# best place to buy rocks?



## kousman (Jan 28, 2010)

Where is the best place to buy rocks? 

I normally go to Betz cut stone. what are the best stone yards and such to find Quarts, granite, lava rock and slate


----------



## Topher (Apr 11, 2009)

I have this questions as well. Was at my local stone yards in Hamilton area without success. Where do you guys get your aquascaping rocks?


----------



## Cory (May 2, 2008)

Most of them are moving away from selling smaller amounts of smaller pieces to individuals. Some of the smaller ones still do but they don't seem to like it when you do that either. Didn't used to be that way but the last time I went back a few weeks ago most of the rock that was small enough to be carried away by hand was packaged into metal crates you had to buy as a whole HUGE unit that needs a truck to carry. I'd say if Betz is giving you little pieces and stuff now you should stick with them rather than waste your time elsewhere.

— Extracted information —
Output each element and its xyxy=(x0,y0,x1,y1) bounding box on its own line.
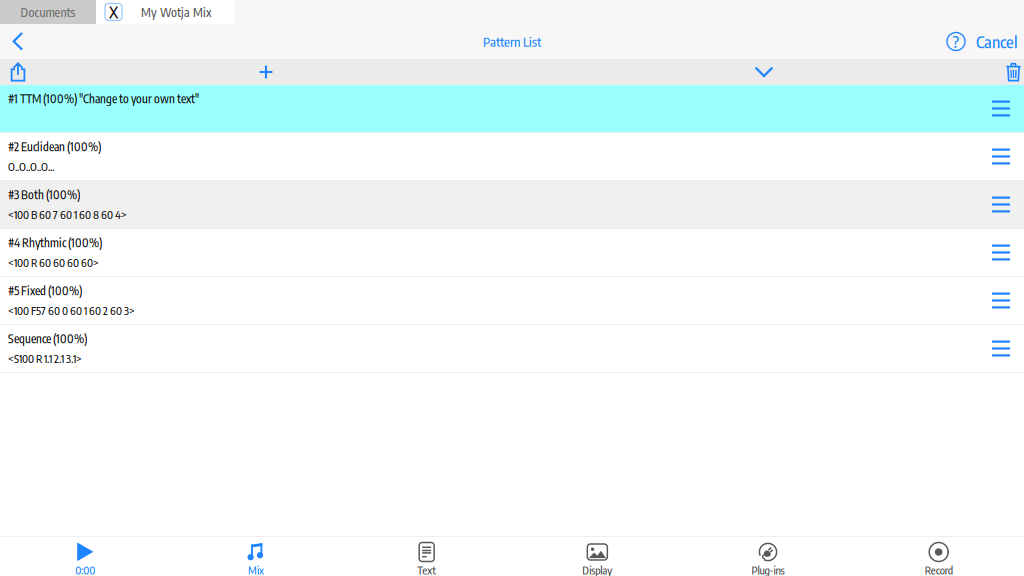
staticText: <100 B 60 7 60 1 60 8 60 4> xyxy=(8,208,127,221)
staticText: Mix xyxy=(248,563,264,576)
staticText: ? xyxy=(952,32,960,52)
button[interactable]: Documents xyxy=(0,0,96,24)
staticText: X xyxy=(109,2,118,22)
staticText: <100 R 60 60 60 60> xyxy=(8,256,99,269)
staticText: My Wotja Mix xyxy=(141,4,211,20)
staticText: #4 Rhythmic (100%) xyxy=(8,235,102,250)
staticText: <S100 R 1.1 2.1 3.1> xyxy=(8,352,82,365)
button[interactable]: Add pattern xyxy=(248,59,284,85)
button[interactable]: Record xyxy=(853,537,1024,576)
staticText: #5 Fixed (100%) xyxy=(8,283,82,298)
button[interactable]: Sequence (100%) xyxy=(0,325,1024,373)
staticText: Sequence (100%) xyxy=(8,331,87,346)
button[interactable]: #5 Fixed (100%) xyxy=(0,277,1024,325)
staticText: Pattern List xyxy=(483,33,541,50)
button[interactable]: Help xyxy=(947,24,965,59)
staticText: O..O..O..O... xyxy=(8,160,54,173)
button[interactable]: Text xyxy=(341,537,512,576)
staticText: Display xyxy=(582,563,612,576)
button[interactable]: #1 TTM (100%) "Change to your own text" xyxy=(0,85,1024,133)
button[interactable]: Delete xyxy=(1004,59,1024,85)
button[interactable]: X xyxy=(96,0,234,24)
button[interactable]: Display xyxy=(512,537,683,576)
button[interactable]: Share xyxy=(0,59,36,85)
button[interactable]: Back xyxy=(0,24,36,59)
button[interactable]: Mix xyxy=(171,537,341,576)
button[interactable]: Plug-ins xyxy=(683,537,853,576)
staticText: Record xyxy=(925,563,953,576)
staticText: 0:00 xyxy=(75,563,95,576)
staticText: #1 TTM (100%) "Change to your own text" xyxy=(8,91,199,106)
button[interactable]: More xyxy=(746,59,782,85)
staticText: Plug-ins xyxy=(752,563,784,576)
staticText: <100 F57 60 0 60 1 60 2 60 3> xyxy=(8,304,135,317)
staticText: Text xyxy=(417,563,436,576)
staticText: Cancel xyxy=(976,31,1018,52)
button[interactable]: #3 Both (100%) xyxy=(0,181,1024,229)
button[interactable]: #4 Rhythmic (100%) xyxy=(0,229,1024,277)
button[interactable]: #2 Euclidean (100%) xyxy=(0,133,1024,181)
staticText: #2 Euclidean (100%) xyxy=(8,139,101,154)
staticText: Documents xyxy=(20,4,76,20)
button[interactable]: Cancel xyxy=(976,24,1024,59)
staticText: #3 Both (100%) xyxy=(8,187,80,202)
button[interactable]: 0:00 xyxy=(0,537,171,576)
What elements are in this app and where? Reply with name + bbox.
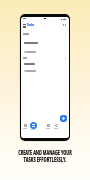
button[interactable] [60, 115, 67, 122]
staticText: TASKS EFFORTLESSLY. [17, 155, 73, 164]
button[interactable] [23, 24, 26, 27]
staticText: CREATE AND MANAGE YOUR [18, 148, 72, 157]
button[interactable] [63, 24, 66, 27]
staticText: Tasks [27, 23, 35, 27]
button[interactable] [22, 39, 69, 55]
button[interactable] [30, 122, 37, 129]
button[interactable] [22, 60, 69, 76]
button[interactable] [23, 124, 27, 129]
staticText: Tasks [27, 23, 35, 27]
button[interactable]: TASKS EFFORTLESSLY. [17, 155, 73, 164]
button[interactable]: CREATE AND MANAGE YOUR [18, 148, 72, 157]
button[interactable] [54, 124, 58, 129]
button[interactable] [46, 124, 50, 129]
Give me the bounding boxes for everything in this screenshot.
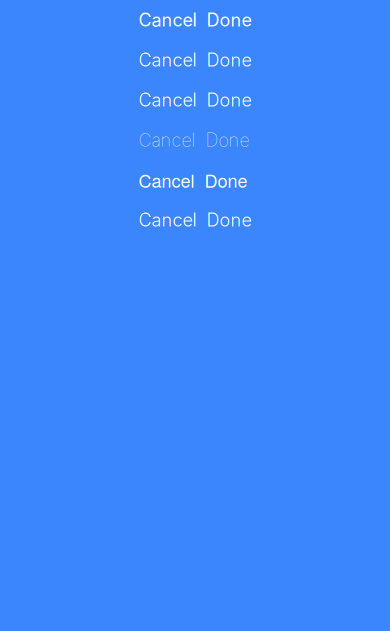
staticText: Cancel Done [138, 49, 252, 71]
staticText: Cancel Done [138, 9, 252, 31]
staticText: Cancel Done [138, 89, 252, 111]
staticText: Cancel Done [138, 209, 252, 231]
staticText: Cancel Done [138, 129, 250, 151]
staticText: Cancel Done [138, 167, 248, 193]
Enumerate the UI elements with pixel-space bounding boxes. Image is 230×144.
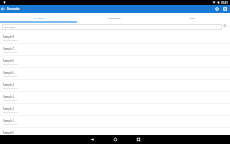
button[interactable]: Notebooks (76, 13, 153, 23)
button[interactable]: Sample 8 (0, 32, 230, 44)
staticText: Sample 1 (3, 119, 14, 122)
staticText: Sample 4 (3, 83, 14, 86)
staticText: Apr 26, 2013 8:42 PM (3, 39, 18, 41)
staticText: Sample 7 (3, 47, 14, 50)
staticText: Apr 26, 2013 8:42 PM (3, 75, 18, 77)
button[interactable]: Sample 0 (0, 128, 230, 140)
button[interactable]: Sample 6 (0, 56, 230, 68)
staticText: Sample 0 (3, 131, 14, 134)
button[interactable]: Recent apps (134, 135, 142, 143)
staticText: Sample 8 (3, 35, 14, 38)
staticText: Apr 26, 2013 8:42 PM (3, 123, 18, 125)
button[interactable]: New note (221, 5, 229, 13)
staticText: Notebooks (108, 16, 121, 19)
button[interactable]: Back (0, 5, 7, 13)
staticText: Apr 26, 2013 8:42 PM (3, 99, 18, 101)
button[interactable]: Tags (153, 13, 230, 23)
staticText: Apr 26, 2013 8:42 PM (3, 63, 18, 65)
staticText: Sample 5 (3, 71, 14, 74)
staticText: Sample 6 (3, 59, 14, 62)
button[interactable]: Sample 2 (0, 104, 230, 116)
staticText: Type to search (4, 26, 16, 28)
button[interactable]: Type to search (2, 24, 222, 30)
button[interactable]: Sync (213, 5, 221, 13)
staticText: All Notes (33, 16, 44, 19)
staticText: 10:31 (221, 1, 228, 5)
button[interactable]: Home (111, 135, 119, 143)
button[interactable]: Back (88, 135, 96, 143)
button[interactable]: Sample 4 (0, 80, 230, 92)
staticText: Apr 26, 2013 8:42 PM (3, 87, 18, 89)
other: Search (223, 24, 227, 28)
button[interactable]: Sample 3 (0, 92, 230, 104)
staticText: Evernote (7, 7, 20, 11)
staticText: Sample 2 (3, 107, 14, 110)
staticText: Sample 3 (3, 95, 14, 98)
button[interactable]: Sample 5 (0, 68, 230, 80)
staticText: Apr 26, 2013 8:42 PM (3, 51, 18, 53)
button[interactable]: Sample 7 (0, 44, 230, 56)
staticText: Tags (189, 16, 195, 19)
button[interactable]: All Notes (0, 13, 76, 23)
button[interactable]: Sample 1 (0, 116, 230, 128)
staticText: Apr 26, 2013 8:42 PM (3, 111, 18, 113)
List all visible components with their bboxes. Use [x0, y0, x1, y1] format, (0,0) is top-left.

— Problem set —
**a.** Please reproduce the rock-buying thread word for word, from "## Topher (Apr" up to and including "your aquascaping rocks?".
**b.** In the rock-buying thread, why does Cory advise sticking with Betz if they are still giving out little pieces? Answer in one to three sentences.
**c.** Answer these from the rock-buying thread:
(i) Where does kousman normally go for stone?
(ii) In what area were Topher's local stone yards?
(iii) How long before posting did Cory last go back to a stone yard?

— Final results —
**a.**
## Topher (Apr 11, 2009)

I have this questions as well. Was at my local stone yards in Hamilton area without success. Where do you guys get your aquascaping rocks?

**b.** Most stone yards are moving away from selling small amounts of small pieces to individuals, and the ones that still do don't seem to like it. On Cory's last visit, most hand-carriable rock came packaged in huge metal crates that had to be bought whole and needed a truck. Looking elsewhere would likely be a waste of time.

**c.**
(i) Betz cut stone.
(ii) The Hamilton area.
(iii) A few weeks ago.